YOUR GOAL -> Search the records for the word "image" and pick out every line that has it.
-*-
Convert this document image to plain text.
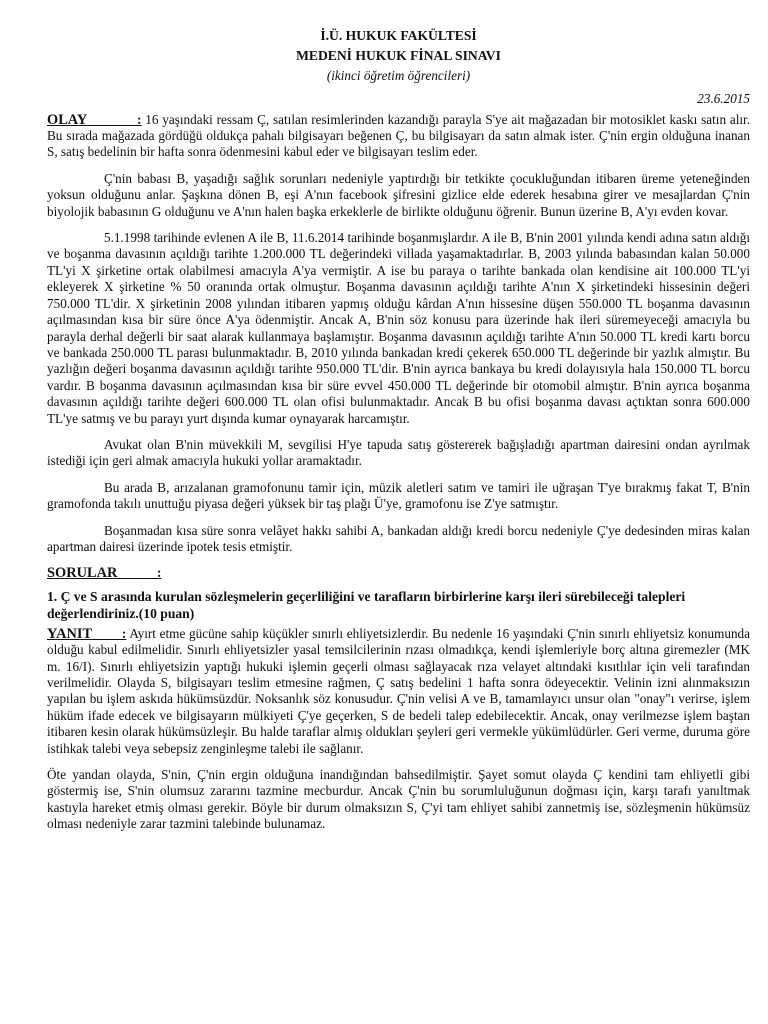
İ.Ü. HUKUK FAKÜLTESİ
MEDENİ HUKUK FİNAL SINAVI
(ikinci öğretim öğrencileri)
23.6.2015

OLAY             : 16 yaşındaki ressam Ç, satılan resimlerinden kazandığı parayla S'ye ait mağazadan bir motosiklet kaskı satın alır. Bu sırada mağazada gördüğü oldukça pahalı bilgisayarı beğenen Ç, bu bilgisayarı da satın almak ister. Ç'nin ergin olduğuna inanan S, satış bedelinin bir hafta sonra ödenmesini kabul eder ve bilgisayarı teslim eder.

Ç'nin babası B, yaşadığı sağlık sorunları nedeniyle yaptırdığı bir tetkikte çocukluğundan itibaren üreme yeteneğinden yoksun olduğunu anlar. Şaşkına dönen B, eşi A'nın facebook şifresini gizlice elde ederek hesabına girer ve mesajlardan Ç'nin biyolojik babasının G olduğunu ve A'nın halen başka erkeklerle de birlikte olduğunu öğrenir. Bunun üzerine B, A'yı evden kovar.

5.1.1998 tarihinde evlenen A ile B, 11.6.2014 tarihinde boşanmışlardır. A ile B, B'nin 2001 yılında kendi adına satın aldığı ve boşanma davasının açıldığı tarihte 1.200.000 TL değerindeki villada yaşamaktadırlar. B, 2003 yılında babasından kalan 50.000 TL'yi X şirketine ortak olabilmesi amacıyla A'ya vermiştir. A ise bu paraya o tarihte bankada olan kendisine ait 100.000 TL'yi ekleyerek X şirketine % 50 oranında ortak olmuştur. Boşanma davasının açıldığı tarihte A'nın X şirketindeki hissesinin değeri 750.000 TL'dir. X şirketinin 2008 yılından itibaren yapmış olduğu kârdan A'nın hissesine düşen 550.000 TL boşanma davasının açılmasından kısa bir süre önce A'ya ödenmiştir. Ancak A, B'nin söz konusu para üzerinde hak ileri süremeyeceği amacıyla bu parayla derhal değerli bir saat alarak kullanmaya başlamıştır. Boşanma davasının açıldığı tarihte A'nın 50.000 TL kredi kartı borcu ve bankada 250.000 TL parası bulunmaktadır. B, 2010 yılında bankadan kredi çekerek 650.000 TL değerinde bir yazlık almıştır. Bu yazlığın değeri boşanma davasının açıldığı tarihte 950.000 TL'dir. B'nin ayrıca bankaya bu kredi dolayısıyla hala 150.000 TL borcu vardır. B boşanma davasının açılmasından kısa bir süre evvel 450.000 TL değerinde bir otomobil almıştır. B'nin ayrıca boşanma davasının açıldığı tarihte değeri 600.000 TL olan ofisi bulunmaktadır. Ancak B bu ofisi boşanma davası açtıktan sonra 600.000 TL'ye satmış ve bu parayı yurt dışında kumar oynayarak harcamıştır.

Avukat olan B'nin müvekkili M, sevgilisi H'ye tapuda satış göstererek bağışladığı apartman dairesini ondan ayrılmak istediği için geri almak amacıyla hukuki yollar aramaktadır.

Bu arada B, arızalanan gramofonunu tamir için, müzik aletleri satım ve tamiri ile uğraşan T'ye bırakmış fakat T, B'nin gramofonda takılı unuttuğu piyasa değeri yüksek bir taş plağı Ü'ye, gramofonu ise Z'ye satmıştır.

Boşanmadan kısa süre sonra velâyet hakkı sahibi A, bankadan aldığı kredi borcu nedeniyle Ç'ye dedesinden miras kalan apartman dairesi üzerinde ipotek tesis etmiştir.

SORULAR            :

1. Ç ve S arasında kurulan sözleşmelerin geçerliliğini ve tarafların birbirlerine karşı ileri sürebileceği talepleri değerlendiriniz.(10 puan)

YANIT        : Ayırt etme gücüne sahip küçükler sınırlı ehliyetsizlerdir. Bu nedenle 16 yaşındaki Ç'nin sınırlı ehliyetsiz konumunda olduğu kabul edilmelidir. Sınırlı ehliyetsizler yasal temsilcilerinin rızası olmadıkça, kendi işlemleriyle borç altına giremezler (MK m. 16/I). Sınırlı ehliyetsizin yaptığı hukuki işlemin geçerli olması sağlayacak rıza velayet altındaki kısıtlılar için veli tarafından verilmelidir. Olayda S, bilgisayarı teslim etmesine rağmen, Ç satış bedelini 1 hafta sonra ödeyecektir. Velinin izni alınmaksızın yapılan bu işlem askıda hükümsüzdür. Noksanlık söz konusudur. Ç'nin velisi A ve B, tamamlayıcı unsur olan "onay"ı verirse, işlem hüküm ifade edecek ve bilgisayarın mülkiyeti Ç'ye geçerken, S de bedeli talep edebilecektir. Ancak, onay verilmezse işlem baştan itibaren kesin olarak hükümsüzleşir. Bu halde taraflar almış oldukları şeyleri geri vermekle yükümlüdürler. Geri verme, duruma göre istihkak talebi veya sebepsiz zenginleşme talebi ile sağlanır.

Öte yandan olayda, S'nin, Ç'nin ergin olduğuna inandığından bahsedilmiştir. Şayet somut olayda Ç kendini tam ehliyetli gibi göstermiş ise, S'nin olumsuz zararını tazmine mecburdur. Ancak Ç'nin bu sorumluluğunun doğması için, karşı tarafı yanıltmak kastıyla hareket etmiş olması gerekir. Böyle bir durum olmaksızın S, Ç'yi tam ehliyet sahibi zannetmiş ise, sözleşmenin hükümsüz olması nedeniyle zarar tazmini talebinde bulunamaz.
-*-
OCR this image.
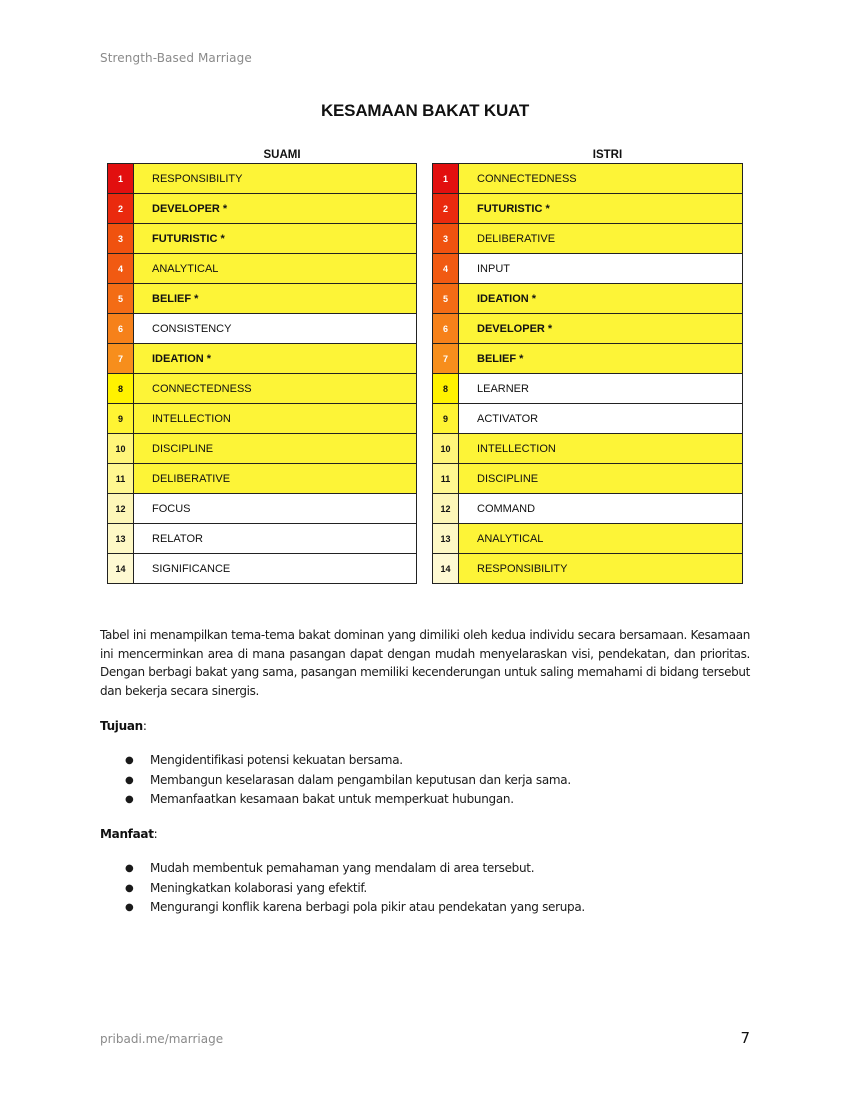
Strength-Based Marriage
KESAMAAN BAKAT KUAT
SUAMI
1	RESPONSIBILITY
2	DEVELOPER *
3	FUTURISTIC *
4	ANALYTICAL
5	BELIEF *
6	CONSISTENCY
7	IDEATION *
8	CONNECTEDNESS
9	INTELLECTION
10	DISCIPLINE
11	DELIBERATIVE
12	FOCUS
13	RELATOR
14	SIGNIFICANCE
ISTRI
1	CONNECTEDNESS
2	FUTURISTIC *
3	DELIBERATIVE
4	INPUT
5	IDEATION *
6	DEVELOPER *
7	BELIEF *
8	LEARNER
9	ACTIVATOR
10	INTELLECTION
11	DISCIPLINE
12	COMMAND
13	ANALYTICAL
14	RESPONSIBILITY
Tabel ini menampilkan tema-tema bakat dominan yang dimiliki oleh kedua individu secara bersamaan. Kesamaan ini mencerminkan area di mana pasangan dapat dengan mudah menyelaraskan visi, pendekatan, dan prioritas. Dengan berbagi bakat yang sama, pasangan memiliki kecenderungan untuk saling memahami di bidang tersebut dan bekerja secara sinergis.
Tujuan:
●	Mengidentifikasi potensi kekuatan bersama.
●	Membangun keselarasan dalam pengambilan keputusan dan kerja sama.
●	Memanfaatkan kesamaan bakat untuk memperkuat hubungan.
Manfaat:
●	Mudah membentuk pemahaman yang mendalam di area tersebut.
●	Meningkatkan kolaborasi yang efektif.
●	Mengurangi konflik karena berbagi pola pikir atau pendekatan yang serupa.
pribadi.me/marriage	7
-*-
WORKED ANSWER ->
Convert this document image to plain text.
OCR this image.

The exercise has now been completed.